> _Set problem_
Set out every line bearing the string "text".

> _Raw records_
--- START ---
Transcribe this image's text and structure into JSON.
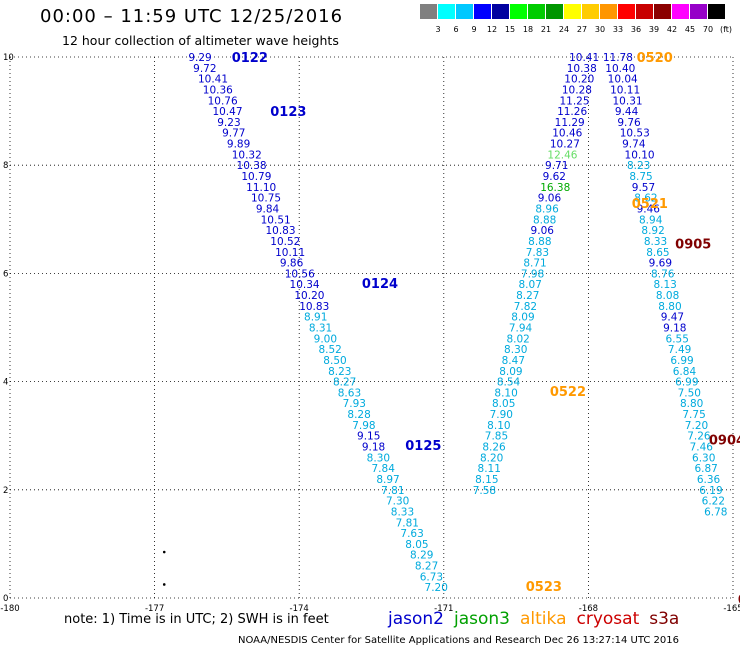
{
  "title": "00:00 – 11:59 UTC 12/25/2016",
  "subtitle": "12 hour collection of altimeter wave heights",
  "note": "note:  1) Time is in UTC;  2) SWH is in feet",
  "footer": "NOAA/NESDIS Center for Satellite Applications and Research     Dec 26 13:27:14 UTC 2016",
  "colorbar": {
    "colors": [
      "#808080",
      "#00ffff",
      "#00c8ff",
      "#0000ff",
      "#0000a0",
      "#00ff00",
      "#00cc00",
      "#009600",
      "#ffff00",
      "#ffcc00",
      "#ff9600",
      "#ff0000",
      "#c80000",
      "#8b0000",
      "#ff00ff",
      "#9600c8",
      "#000000"
    ],
    "labels": [
      "3",
      "6",
      "9",
      "12",
      "15",
      "18",
      "21",
      "24",
      "27",
      "30",
      "33",
      "36",
      "39",
      "42",
      "45",
      "70",
      "(ft)"
    ]
  },
  "legend": [
    {
      "name": "jason2",
      "color": "#0000cc"
    },
    {
      "name": "jason3",
      "color": "#00a000"
    },
    {
      "name": "altika",
      "color": "#ff9900"
    },
    {
      "name": "cryosat",
      "color": "#cc0000"
    },
    {
      "name": "s3a",
      "color": "#800000"
    }
  ],
  "level_colors": {
    "c9": "#00aadd",
    "c12": "#0000cc",
    "c15": "#00aa00",
    "c18": "#66dd66"
  },
  "chart_data": {
    "type": "scatter",
    "xlim": [
      -180,
      -165
    ],
    "ylim": [
      0,
      10
    ],
    "xticks": [
      "-180",
      "-177",
      "-174",
      "-171",
      "-168",
      "-165"
    ],
    "yticks": [
      "0",
      "2",
      "4",
      "6",
      "8",
      "10"
    ],
    "grid": true,
    "time_labels": [
      {
        "text": "0122",
        "x": -175.4,
        "y": 10.0,
        "color": "#0000cc"
      },
      {
        "text": "0123",
        "x": -174.6,
        "y": 9.0,
        "color": "#0000cc"
      },
      {
        "text": "0124",
        "x": -172.7,
        "y": 5.82,
        "color": "#0000cc"
      },
      {
        "text": "0125",
        "x": -171.8,
        "y": 2.83,
        "color": "#0000cc"
      },
      {
        "text": "0520",
        "x": -167.0,
        "y": 10.0,
        "color": "#ff9900"
      },
      {
        "text": "0521",
        "x": -167.1,
        "y": 7.3,
        "color": "#ff9900"
      },
      {
        "text": "0522",
        "x": -168.8,
        "y": 3.83,
        "color": "#ff9900"
      },
      {
        "text": "0523",
        "x": -169.3,
        "y": 0.22,
        "color": "#ff9900"
      },
      {
        "text": "0905",
        "x": -166.2,
        "y": 6.55,
        "color": "#800000"
      },
      {
        "text": "0904",
        "x": -165.5,
        "y": 2.93,
        "color": "#800000"
      },
      {
        "text": "0",
        "x": -164.9,
        "y": -0.02,
        "color": "#800000"
      }
    ],
    "dots": [
      {
        "x": -176.8,
        "y": 0.85
      },
      {
        "x": -176.8,
        "y": 0.25
      }
    ],
    "series": [
      {
        "name": "jason2",
        "points": [
          {
            "x": -176.3,
            "y": 10.0,
            "v": "9.29",
            "c": "c12"
          },
          {
            "x": -176.2,
            "y": 9.8,
            "v": "9.72",
            "c": "c12"
          },
          {
            "x": -176.1,
            "y": 9.6,
            "v": "10.41",
            "c": "c12"
          },
          {
            "x": -176.0,
            "y": 9.4,
            "v": "10.36",
            "c": "c12"
          },
          {
            "x": -175.9,
            "y": 9.2,
            "v": "10.76",
            "c": "c12"
          },
          {
            "x": -175.8,
            "y": 9.0,
            "v": "10.47",
            "c": "c12"
          },
          {
            "x": -175.7,
            "y": 8.8,
            "v": "9.23",
            "c": "c12"
          },
          {
            "x": -175.6,
            "y": 8.6,
            "v": "9.77",
            "c": "c12"
          },
          {
            "x": -175.5,
            "y": 8.4,
            "v": "9.89",
            "c": "c12"
          },
          {
            "x": -175.4,
            "y": 8.2,
            "v": "10.32",
            "c": "c12"
          },
          {
            "x": -175.3,
            "y": 8.0,
            "v": "10.38",
            "c": "c12"
          },
          {
            "x": -175.2,
            "y": 7.8,
            "v": "10.79",
            "c": "c12"
          },
          {
            "x": -175.1,
            "y": 7.6,
            "v": "11.10",
            "c": "c12"
          },
          {
            "x": -175.0,
            "y": 7.4,
            "v": "10.75",
            "c": "c12"
          },
          {
            "x": -174.9,
            "y": 7.2,
            "v": "9.84",
            "c": "c12"
          },
          {
            "x": -174.8,
            "y": 7.0,
            "v": "10.51",
            "c": "c12"
          },
          {
            "x": -174.7,
            "y": 6.8,
            "v": "10.83",
            "c": "c12"
          },
          {
            "x": -174.6,
            "y": 6.6,
            "v": "10.52",
            "c": "c12"
          },
          {
            "x": -174.5,
            "y": 6.4,
            "v": "10.11",
            "c": "c12"
          },
          {
            "x": -174.4,
            "y": 6.2,
            "v": "9.86",
            "c": "c12"
          },
          {
            "x": -174.3,
            "y": 6.0,
            "v": "10.56",
            "c": "c12"
          },
          {
            "x": -174.2,
            "y": 5.8,
            "v": "10.34",
            "c": "c12"
          },
          {
            "x": -174.1,
            "y": 5.6,
            "v": "10.20",
            "c": "c12"
          },
          {
            "x": -174.0,
            "y": 5.4,
            "v": "10.83",
            "c": "c12"
          },
          {
            "x": -173.9,
            "y": 5.2,
            "v": "8.91",
            "c": "c9"
          },
          {
            "x": -173.8,
            "y": 5.0,
            "v": "8.31",
            "c": "c9"
          },
          {
            "x": -173.7,
            "y": 4.8,
            "v": "9.00",
            "c": "c9"
          },
          {
            "x": -173.6,
            "y": 4.6,
            "v": "8.52",
            "c": "c9"
          },
          {
            "x": -173.5,
            "y": 4.4,
            "v": "8.50",
            "c": "c9"
          },
          {
            "x": -173.4,
            "y": 4.2,
            "v": "8.23",
            "c": "c9"
          },
          {
            "x": -173.3,
            "y": 4.0,
            "v": "8.27",
            "c": "c9"
          },
          {
            "x": -173.2,
            "y": 3.8,
            "v": "8.63",
            "c": "c9"
          },
          {
            "x": -173.1,
            "y": 3.6,
            "v": "7.93",
            "c": "c9"
          },
          {
            "x": -173.0,
            "y": 3.4,
            "v": "8.28",
            "c": "c9"
          },
          {
            "x": -172.9,
            "y": 3.2,
            "v": "7.98",
            "c": "c9"
          },
          {
            "x": -172.8,
            "y": 3.0,
            "v": "9.15",
            "c": "c12"
          },
          {
            "x": -172.7,
            "y": 2.8,
            "v": "9.18",
            "c": "c12"
          },
          {
            "x": -172.6,
            "y": 2.6,
            "v": "8.30",
            "c": "c9"
          },
          {
            "x": -172.5,
            "y": 2.4,
            "v": "7.84",
            "c": "c9"
          },
          {
            "x": -172.4,
            "y": 2.2,
            "v": "8.97",
            "c": "c9"
          },
          {
            "x": -172.3,
            "y": 2.0,
            "v": "7.81",
            "c": "c9"
          },
          {
            "x": -172.2,
            "y": 1.8,
            "v": "7.30",
            "c": "c9"
          },
          {
            "x": -172.1,
            "y": 1.6,
            "v": "8.33",
            "c": "c9"
          },
          {
            "x": -172.0,
            "y": 1.4,
            "v": "7.81",
            "c": "c9"
          },
          {
            "x": -171.9,
            "y": 1.2,
            "v": "7.63",
            "c": "c9"
          },
          {
            "x": -171.8,
            "y": 1.0,
            "v": "8.05",
            "c": "c9"
          },
          {
            "x": -171.7,
            "y": 0.8,
            "v": "8.29",
            "c": "c9"
          },
          {
            "x": -171.6,
            "y": 0.6,
            "v": "8.27",
            "c": "c9"
          },
          {
            "x": -171.5,
            "y": 0.4,
            "v": "6.73",
            "c": "c9"
          },
          {
            "x": -171.4,
            "y": 0.2,
            "v": "7.20",
            "c": "c9"
          }
        ]
      },
      {
        "name": "altika",
        "points": [
          {
            "x": -168.4,
            "y": 10.0,
            "v": "10.41",
            "c": "c12"
          },
          {
            "x": -168.45,
            "y": 9.8,
            "v": "10.38",
            "c": "c12"
          },
          {
            "x": -168.5,
            "y": 9.6,
            "v": "10.20",
            "c": "c12"
          },
          {
            "x": -168.55,
            "y": 9.4,
            "v": "10.28",
            "c": "c12"
          },
          {
            "x": -168.6,
            "y": 9.2,
            "v": "11.25",
            "c": "c12"
          },
          {
            "x": -168.65,
            "y": 9.0,
            "v": "11.26",
            "c": "c12"
          },
          {
            "x": -168.7,
            "y": 8.8,
            "v": "11.29",
            "c": "c12"
          },
          {
            "x": -168.75,
            "y": 8.6,
            "v": "10.46",
            "c": "c12"
          },
          {
            "x": -168.8,
            "y": 8.4,
            "v": "10.27",
            "c": "c12"
          },
          {
            "x": -168.85,
            "y": 8.2,
            "v": "12.46",
            "c": "c18"
          },
          {
            "x": -168.9,
            "y": 8.0,
            "v": "9.71",
            "c": "c12"
          },
          {
            "x": -168.95,
            "y": 7.8,
            "v": "9.62",
            "c": "c12"
          },
          {
            "x": -169.0,
            "y": 7.6,
            "v": "16.38",
            "c": "c15"
          },
          {
            "x": -169.05,
            "y": 7.4,
            "v": "9.06",
            "c": "c12"
          },
          {
            "x": -169.1,
            "y": 7.2,
            "v": "8.96",
            "c": "c9"
          },
          {
            "x": -169.15,
            "y": 7.0,
            "v": "8.88",
            "c": "c9"
          },
          {
            "x": -169.2,
            "y": 6.8,
            "v": "9.06",
            "c": "c12"
          },
          {
            "x": -169.25,
            "y": 6.6,
            "v": "8.88",
            "c": "c9"
          },
          {
            "x": -169.3,
            "y": 6.4,
            "v": "7.83",
            "c": "c9"
          },
          {
            "x": -169.35,
            "y": 6.2,
            "v": "8.71",
            "c": "c9"
          },
          {
            "x": -169.4,
            "y": 6.0,
            "v": "7.98",
            "c": "c9"
          },
          {
            "x": -169.45,
            "y": 5.8,
            "v": "8.07",
            "c": "c9"
          },
          {
            "x": -169.5,
            "y": 5.6,
            "v": "8.27",
            "c": "c9"
          },
          {
            "x": -169.55,
            "y": 5.4,
            "v": "7.82",
            "c": "c9"
          },
          {
            "x": -169.6,
            "y": 5.2,
            "v": "8.09",
            "c": "c9"
          },
          {
            "x": -169.65,
            "y": 5.0,
            "v": "7.94",
            "c": "c9"
          },
          {
            "x": -169.7,
            "y": 4.8,
            "v": "8.02",
            "c": "c9"
          },
          {
            "x": -169.75,
            "y": 4.6,
            "v": "8.30",
            "c": "c9"
          },
          {
            "x": -169.8,
            "y": 4.4,
            "v": "8.47",
            "c": "c9"
          },
          {
            "x": -169.85,
            "y": 4.2,
            "v": "8.09",
            "c": "c9"
          },
          {
            "x": -169.9,
            "y": 4.0,
            "v": "8.54",
            "c": "c9"
          },
          {
            "x": -169.95,
            "y": 3.8,
            "v": "8.10",
            "c": "c9"
          },
          {
            "x": -170.0,
            "y": 3.6,
            "v": "8.05",
            "c": "c9"
          },
          {
            "x": -170.05,
            "y": 3.4,
            "v": "7.90",
            "c": "c9"
          },
          {
            "x": -170.1,
            "y": 3.2,
            "v": "8.10",
            "c": "c9"
          },
          {
            "x": -170.15,
            "y": 3.0,
            "v": "7.85",
            "c": "c9"
          },
          {
            "x": -170.2,
            "y": 2.8,
            "v": "8.26",
            "c": "c9"
          },
          {
            "x": -170.25,
            "y": 2.6,
            "v": "8.20",
            "c": "c9"
          },
          {
            "x": -170.3,
            "y": 2.4,
            "v": "8.11",
            "c": "c9"
          },
          {
            "x": -170.35,
            "y": 2.2,
            "v": "8.15",
            "c": "c9"
          },
          {
            "x": -170.4,
            "y": 2.0,
            "v": "7.58",
            "c": "c9"
          }
        ]
      },
      {
        "name": "s3a",
        "points": [
          {
            "x": -167.7,
            "y": 10.0,
            "v": "11.78",
            "c": "c12"
          },
          {
            "x": -167.65,
            "y": 9.8,
            "v": "10.40",
            "c": "c12"
          },
          {
            "x": -167.6,
            "y": 9.6,
            "v": "10.04",
            "c": "c12"
          },
          {
            "x": -167.55,
            "y": 9.4,
            "v": "10.11",
            "c": "c12"
          },
          {
            "x": -167.5,
            "y": 9.2,
            "v": "10.31",
            "c": "c12"
          },
          {
            "x": -167.45,
            "y": 9.0,
            "v": "9.44",
            "c": "c12"
          },
          {
            "x": -167.4,
            "y": 8.8,
            "v": "9.76",
            "c": "c12"
          },
          {
            "x": -167.35,
            "y": 8.6,
            "v": "10.53",
            "c": "c12"
          },
          {
            "x": -167.3,
            "y": 8.4,
            "v": "9.74",
            "c": "c12"
          },
          {
            "x": -167.25,
            "y": 8.2,
            "v": "10.10",
            "c": "c12"
          },
          {
            "x": -167.2,
            "y": 8.0,
            "v": "8.23",
            "c": "c9"
          },
          {
            "x": -167.15,
            "y": 7.8,
            "v": "8.75",
            "c": "c9"
          },
          {
            "x": -167.1,
            "y": 7.6,
            "v": "9.57",
            "c": "c12"
          },
          {
            "x": -167.05,
            "y": 7.4,
            "v": "8.62",
            "c": "c9"
          },
          {
            "x": -167.0,
            "y": 7.2,
            "v": "9.46",
            "c": "c12"
          },
          {
            "x": -166.95,
            "y": 7.0,
            "v": "8.94",
            "c": "c9"
          },
          {
            "x": -166.9,
            "y": 6.8,
            "v": "8.92",
            "c": "c9"
          },
          {
            "x": -166.85,
            "y": 6.6,
            "v": "8.33",
            "c": "c9"
          },
          {
            "x": -166.8,
            "y": 6.4,
            "v": "8.65",
            "c": "c9"
          },
          {
            "x": -166.75,
            "y": 6.2,
            "v": "9.69",
            "c": "c12"
          },
          {
            "x": -166.7,
            "y": 6.0,
            "v": "8.76",
            "c": "c9"
          },
          {
            "x": -166.65,
            "y": 5.8,
            "v": "8.13",
            "c": "c9"
          },
          {
            "x": -166.6,
            "y": 5.6,
            "v": "8.08",
            "c": "c9"
          },
          {
            "x": -166.55,
            "y": 5.4,
            "v": "8.80",
            "c": "c9"
          },
          {
            "x": -166.5,
            "y": 5.2,
            "v": "9.47",
            "c": "c12"
          },
          {
            "x": -166.45,
            "y": 5.0,
            "v": "9.18",
            "c": "c12"
          },
          {
            "x": -166.4,
            "y": 4.8,
            "v": "6.55",
            "c": "c9"
          },
          {
            "x": -166.35,
            "y": 4.6,
            "v": "7.49",
            "c": "c9"
          },
          {
            "x": -166.3,
            "y": 4.4,
            "v": "6.99",
            "c": "c9"
          },
          {
            "x": -166.25,
            "y": 4.2,
            "v": "6.84",
            "c": "c9"
          },
          {
            "x": -166.2,
            "y": 4.0,
            "v": "6.99",
            "c": "c9"
          },
          {
            "x": -166.15,
            "y": 3.8,
            "v": "7.50",
            "c": "c9"
          },
          {
            "x": -166.1,
            "y": 3.6,
            "v": "8.80",
            "c": "c9"
          },
          {
            "x": -166.05,
            "y": 3.4,
            "v": "7.75",
            "c": "c9"
          },
          {
            "x": -166.0,
            "y": 3.2,
            "v": "7.20",
            "c": "c9"
          },
          {
            "x": -165.95,
            "y": 3.0,
            "v": "7.26",
            "c": "c9"
          },
          {
            "x": -165.9,
            "y": 2.8,
            "v": "7.46",
            "c": "c9"
          },
          {
            "x": -165.85,
            "y": 2.6,
            "v": "6.30",
            "c": "c9"
          },
          {
            "x": -165.8,
            "y": 2.4,
            "v": "6.87",
            "c": "c9"
          },
          {
            "x": -165.75,
            "y": 2.2,
            "v": "6.36",
            "c": "c9"
          },
          {
            "x": -165.7,
            "y": 2.0,
            "v": "6.19",
            "c": "c9"
          },
          {
            "x": -165.65,
            "y": 1.8,
            "v": "6.22",
            "c": "c9"
          },
          {
            "x": -165.6,
            "y": 1.6,
            "v": "6.78",
            "c": "c9"
          }
        ]
      }
    ]
  }
}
--- END ---
> _Reply to the exercise_
Transcribe this image's text and structure into JSON.
        "text": "0122",
        "text": "0123",
        "text": "0124",
        "text": "0125",
        "text": "0520",
        "text": "0521",
        "text": "0522",
        "text": "0523",
        "text": "0905",
        "text": "0904",
        "text": "0",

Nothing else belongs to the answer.